### Task
Type out the complete listing below word for word, without its pictures.

(Dataset records)

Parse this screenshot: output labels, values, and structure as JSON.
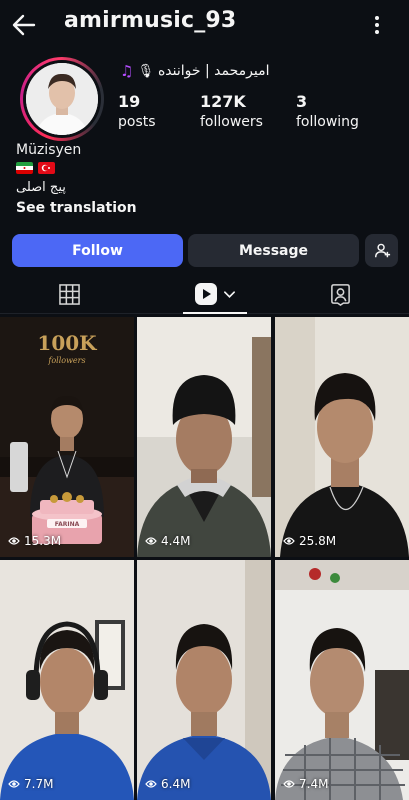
{
  "header": {
    "username": "amirmusic_93"
  },
  "profile": {
    "bio_name": "امیرمحمد | خواننده",
    "stats": [
      {
        "value": "19",
        "label": "posts"
      },
      {
        "value": "127K",
        "label": "followers"
      },
      {
        "value": "3",
        "label": "following"
      }
    ],
    "category": "Müzisyen",
    "bio_line": "پیج اصلی",
    "see_translation": "See translation"
  },
  "actions": {
    "follow": "Follow",
    "message": "Message"
  },
  "cake_text": {
    "badge": "100K",
    "badge_sub": "followers",
    "name": "FARINA"
  },
  "reels": [
    {
      "views": "15.3M"
    },
    {
      "views": "4.4M"
    },
    {
      "views": "25.8M"
    },
    {
      "views": "7.7M"
    },
    {
      "views": "6.4M"
    },
    {
      "views": "7.4M"
    }
  ],
  "colors": {
    "follow": "#4c68f5",
    "background": "#0c0f14",
    "button": "#262a33"
  }
}
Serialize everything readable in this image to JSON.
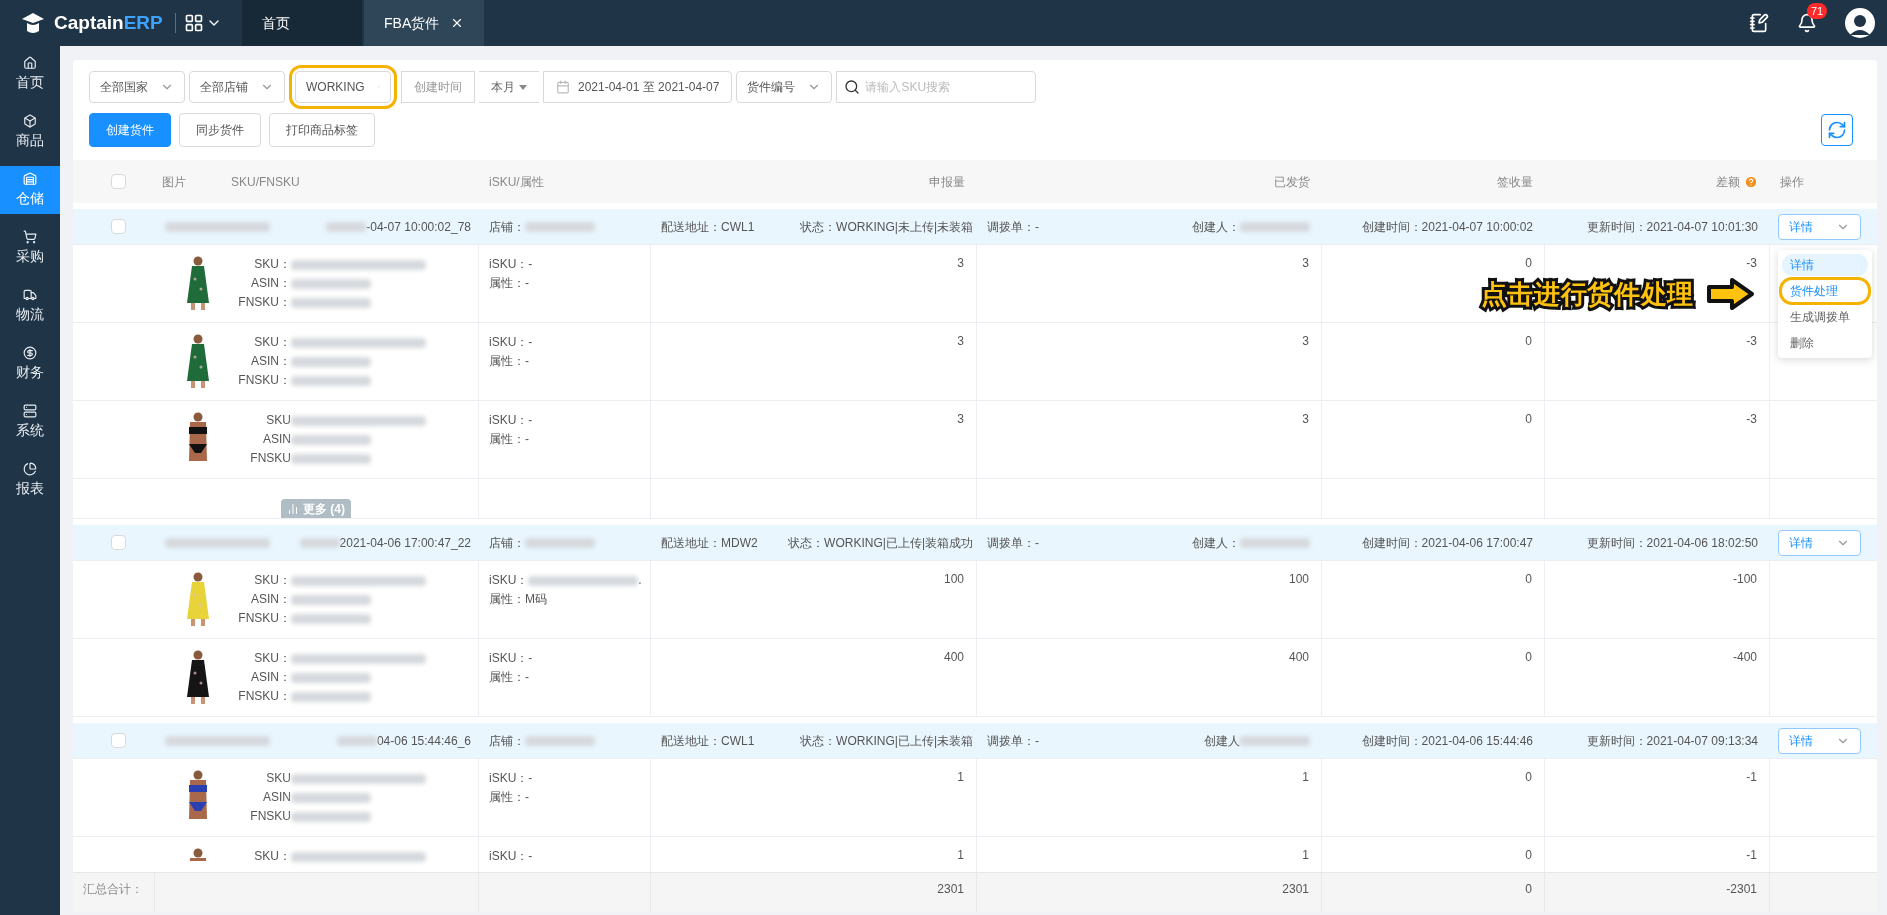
{
  "topbar": {
    "logo_main": "Captain",
    "logo_accent": "ERP",
    "notification_count": "71"
  },
  "tabs": [
    {
      "label": "首页",
      "selected": false,
      "closable": false
    },
    {
      "label": "FBA货件",
      "selected": true,
      "closable": true
    }
  ],
  "sidebar": {
    "items": [
      {
        "label": "首页",
        "selected": false
      },
      {
        "label": "商品",
        "selected": false
      },
      {
        "label": "仓储",
        "selected": true
      },
      {
        "label": "采购",
        "selected": false
      },
      {
        "label": "物流",
        "selected": false
      },
      {
        "label": "财务",
        "selected": false
      },
      {
        "label": "系统",
        "selected": false
      },
      {
        "label": "报表",
        "selected": false
      }
    ]
  },
  "filters": [
    {
      "kind": "select",
      "value": "全部国家",
      "highlighted": false
    },
    {
      "kind": "select",
      "value": "全部店铺",
      "highlighted": false
    },
    {
      "kind": "select",
      "value": "WORKING",
      "highlighted": true
    },
    {
      "kind": "label",
      "value": "创建时间"
    },
    {
      "kind": "dropdown",
      "value": "本月"
    },
    {
      "kind": "date",
      "value": "2021-04-01 至 2021-04-07"
    },
    {
      "kind": "select",
      "value": "货件编号",
      "highlighted": false
    },
    {
      "kind": "search",
      "placeholder": "请输入SKU搜索"
    }
  ],
  "actions": [
    {
      "label": "创建货件",
      "primary": true
    },
    {
      "label": "同步货件",
      "primary": false
    },
    {
      "label": "打印商品标签",
      "primary": false
    }
  ],
  "table": {
    "header_checked": false,
    "columns": [
      "图片",
      "SKU/FNSKU",
      "iSKU/属性",
      "申报量",
      "已发货",
      "签收量",
      "差额",
      "操作"
    ],
    "groups": [
      {
        "checked": false,
        "shipment_name": "-04-07 10:00:02_78",
        "store": "店铺：",
        "address": "配送地址：CWL1",
        "status": "状态：WORKING|未上传|未装箱",
        "transfer": "调拨单：-",
        "creator": "创建人：",
        "created": "创建时间：2021-04-07 10:00:02",
        "updated": "更新时间：2021-04-07 10:01:30",
        "action": "详情",
        "menu_open": true,
        "menu": [
          {
            "label": "详情",
            "selected": true,
            "highlighted": false
          },
          {
            "label": "货件处理",
            "selected": false,
            "highlighted": true
          },
          {
            "label": "生成调拨单",
            "selected": false,
            "highlighted": false
          },
          {
            "label": "删除",
            "selected": false,
            "highlighted": false
          }
        ],
        "callout": "点击进行货件处理",
        "rows": [
          {
            "sku": "SKU：",
            "asin": "ASIN：",
            "fnsku": "FNSKU：",
            "isku": "iSKU：-",
            "attr": "属性：-",
            "declared": "3",
            "shipped": "3",
            "received": "0",
            "difference": "-3"
          },
          {
            "sku": "SKU：",
            "asin": "ASIN：",
            "fnsku": "FNSKU：",
            "isku": "iSKU：-",
            "attr": "属性：-",
            "declared": "3",
            "shipped": "3",
            "received": "0",
            "difference": "-3"
          },
          {
            "sku": "SKU",
            "asin": "ASIN",
            "fnsku": "FNSKU",
            "isku": "iSKU：-",
            "attr": "属性：-",
            "declared": "3",
            "shipped": "3",
            "received": "0",
            "difference": "-3"
          }
        ],
        "more": "更多 (4)"
      },
      {
        "checked": false,
        "shipment_name": "2021-04-06 17:00:47_22",
        "store": "店铺：",
        "address": "配送地址：MDW2",
        "status": "状态：WORKING|已上传|装箱成功",
        "transfer": "调拨单：-",
        "creator": "创建人：",
        "created": "创建时间：2021-04-06 17:00:47",
        "updated": "更新时间：2021-04-06 18:02:50",
        "action": "详情",
        "menu_open": false,
        "rows": [
          {
            "sku": "SKU：",
            "asin": "ASIN：",
            "fnsku": "FNSKU：",
            "isku": "iSKU：",
            "isku_tail": ".",
            "attr": "属性：M码",
            "declared": "100",
            "shipped": "100",
            "received": "0",
            "difference": "-100"
          },
          {
            "sku": "SKU：",
            "asin": "ASIN：",
            "fnsku": "FNSKU：",
            "isku": "iSKU：-",
            "attr": "属性：-",
            "declared": "400",
            "shipped": "400",
            "received": "0",
            "difference": "-400"
          }
        ]
      },
      {
        "checked": false,
        "shipment_name": "04-06 15:44:46_6",
        "store": "店铺：",
        "address": "配送地址：CWL1",
        "status": "状态：WORKING|已上传|未装箱",
        "transfer": "调拨单：-",
        "creator": "创建人",
        "created": "创建时间：2021-04-06 15:44:46",
        "updated": "更新时间：2021-04-07 09:13:34",
        "action": "详情",
        "menu_open": false,
        "rows": [
          {
            "sku": "SKU",
            "asin": "ASIN",
            "fnsku": "FNSKU",
            "isku": "iSKU：-",
            "attr": "属性：-",
            "declared": "1",
            "shipped": "1",
            "received": "0",
            "difference": "-1"
          },
          {
            "sku": "SKU：",
            "isku": "iSKU：-",
            "declared": "1",
            "shipped": "1",
            "received": "0",
            "difference": "-1"
          }
        ]
      }
    ],
    "totals": {
      "label": "汇总合计：",
      "declared": "2301",
      "shipped": "2301",
      "received": "0",
      "difference": "-2301"
    }
  }
}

### Expected answer
Parse this screenshot: output labels, values, and structure as JSON.
{
  "header": {
    "username": "amirmusic_93"
  },
  "profile": {
    "bio_name": "امیرمحمد | خواننده",
    "stats": [
      {
        "value": "19",
        "label": "posts"
      },
      {
        "value": "127K",
        "label": "followers"
      },
      {
        "value": "3",
        "label": "following"
      }
    ],
    "category": "Müzisyen",
    "bio_line": "پیج اصلی",
    "see_translation": "See translation"
  },
  "actions": {
    "follow": "Follow",
    "message": "Message"
  },
  "cake_text": {
    "badge": "100K",
    "badge_sub": "followers",
    "name": "FARINA"
  },
  "reels": [
    {
      "views": "15.3M"
    },
    {
      "views": "4.4M"
    },
    {
      "views": "25.8M"
    },
    {
      "views": "7.7M"
    },
    {
      "views": "6.4M"
    },
    {
      "views": "7.4M"
    }
  ],
  "colors": {
    "follow": "#4c68f5",
    "background": "#0c0f14",
    "button": "#262a33"
  }
}
Serialize everything readable in this image to JSON.
{
  "topbar": {
    "logo_main": "Captain",
    "logo_accent": "ERP",
    "notification_count": "71"
  },
  "tabs": [
    {
      "label": "首页",
      "selected": false,
      "closable": false
    },
    {
      "label": "FBA货件",
      "selected": true,
      "closable": true
    }
  ],
  "sidebar": {
    "items": [
      {
        "label": "首页",
        "selected": false
      },
      {
        "label": "商品",
        "selected": false
      },
      {
        "label": "仓储",
        "selected": true
      },
      {
        "label": "采购",
        "selected": false
      },
      {
        "label": "物流",
        "selected": false
      },
      {
        "label": "财务",
        "selected": false
      },
      {
        "label": "系统",
        "selected": false
      },
      {
        "label": "报表",
        "selected": false
      }
    ]
  },
  "filters": [
    {
      "kind": "select",
      "value": "全部国家",
      "highlighted": false
    },
    {
      "kind": "select",
      "value": "全部店铺",
      "highlighted": false
    },
    {
      "kind": "select",
      "value": "WORKING",
      "highlighted": true
    },
    {
      "kind": "label",
      "value": "创建时间"
    },
    {
      "kind": "dropdown",
      "value": "本月"
    },
    {
      "kind": "date",
      "value": "2021-04-01 至 2021-04-07"
    },
    {
      "kind": "select",
      "value": "货件编号",
      "highlighted": false
    },
    {
      "kind": "search",
      "placeholder": "请输入SKU搜索"
    }
  ],
  "actions": [
    {
      "label": "创建货件",
      "primary": true
    },
    {
      "label": "同步货件",
      "primary": false
    },
    {
      "label": "打印商品标签",
      "primary": false
    }
  ],
  "table": {
    "header_checked": false,
    "columns": [
      "图片",
      "SKU/FNSKU",
      "iSKU/属性",
      "申报量",
      "已发货",
      "签收量",
      "差额",
      "操作"
    ],
    "groups": [
      {
        "checked": false,
        "shipment_name": "-04-07 10:00:02_78",
        "store": "店铺：",
        "address": "配送地址：CWL1",
        "status": "状态：WORKING|未上传|未装箱",
        "transfer": "调拨单：-",
        "creator": "创建人：",
        "created": "创建时间：2021-04-07 10:00:02",
        "updated": "更新时间：2021-04-07 10:01:30",
        "action": "详情",
        "menu_open": true,
        "menu": [
          {
            "label": "详情",
            "selected": true,
            "highlighted": false
          },
          {
            "label": "货件处理",
            "selected": false,
            "highlighted": true
          },
          {
            "label": "生成调拨单",
            "selected": false,
            "highlighted": false
          },
          {
            "label": "删除",
            "selected": false,
            "highlighted": false
          }
        ],
        "callout": "点击进行货件处理",
        "rows": [
          {
            "sku": "SKU：",
            "asin": "ASIN：",
            "fnsku": "FNSKU：",
            "isku": "iSKU：-",
            "attr": "属性：-",
            "declared": "3",
            "shipped": "3",
            "received": "0",
            "difference": "-3"
          },
          {
            "sku": "SKU：",
            "asin": "ASIN：",
            "fnsku": "FNSKU：",
            "isku": "iSKU：-",
            "attr": "属性：-",
            "declared": "3",
            "shipped": "3",
            "received": "0",
            "difference": "-3"
          },
          {
            "sku": "SKU",
            "asin": "ASIN",
            "fnsku": "FNSKU",
            "isku": "iSKU：-",
            "attr": "属性：-",
            "declared": "3",
            "shipped": "3",
            "received": "0",
            "difference": "-3"
          }
        ],
        "more": "更多 (4)"
      },
      {
        "checked": false,
        "shipment_name": "2021-04-06 17:00:47_22",
        "store": "店铺：",
        "address": "配送地址：MDW2",
        "status": "状态：WORKING|已上传|装箱成功",
        "transfer": "调拨单：-",
        "creator": "创建人：",
        "created": "创建时间：2021-04-06 17:00:47",
        "updated": "更新时间：2021-04-06 18:02:50",
        "action": "详情",
        "menu_open": false,
        "rows": [
          {
            "sku": "SKU：",
            "asin": "ASIN：",
            "fnsku": "FNSKU：",
            "isku": "iSKU：",
            "isku_tail": ".",
            "attr": "属性：M码",
            "declared": "100",
            "shipped": "100",
            "received": "0",
            "difference": "-100"
          },
          {
            "sku": "SKU：",
            "asin": "ASIN：",
            "fnsku": "FNSKU：",
            "isku": "iSKU：-",
            "attr": "属性：-",
            "declared": "400",
            "shipped": "400",
            "received": "0",
            "difference": "-400"
          }
        ]
      },
      {
        "checked": false,
        "shipment_name": "04-06 15:44:46_6",
        "store": "店铺：",
        "address": "配送地址：CWL1",
        "status": "状态：WORKING|已上传|未装箱",
        "transfer": "调拨单：-",
        "creator": "创建人",
        "created": "创建时间：2021-04-06 15:44:46",
        "updated": "更新时间：2021-04-07 09:13:34",
        "action": "详情",
        "menu_open": false,
        "rows": [
          {
            "sku": "SKU",
            "asin": "ASIN",
            "fnsku": "FNSKU",
            "isku": "iSKU：-",
            "attr": "属性：-",
            "declared": "1",
            "shipped": "1",
            "received": "0",
            "difference": "-1"
          },
          {
            "sku": "SKU：",
            "isku": "iSKU：-",
            "declared": "1",
            "shipped": "1",
            "received": "0",
            "difference": "-1"
          }
        ]
      }
    ],
    "totals": {
      "label": "汇总合计：",
      "declared": "2301",
      "shipped": "2301",
      "received": "0",
      "difference": "-2301"
    }
  }
}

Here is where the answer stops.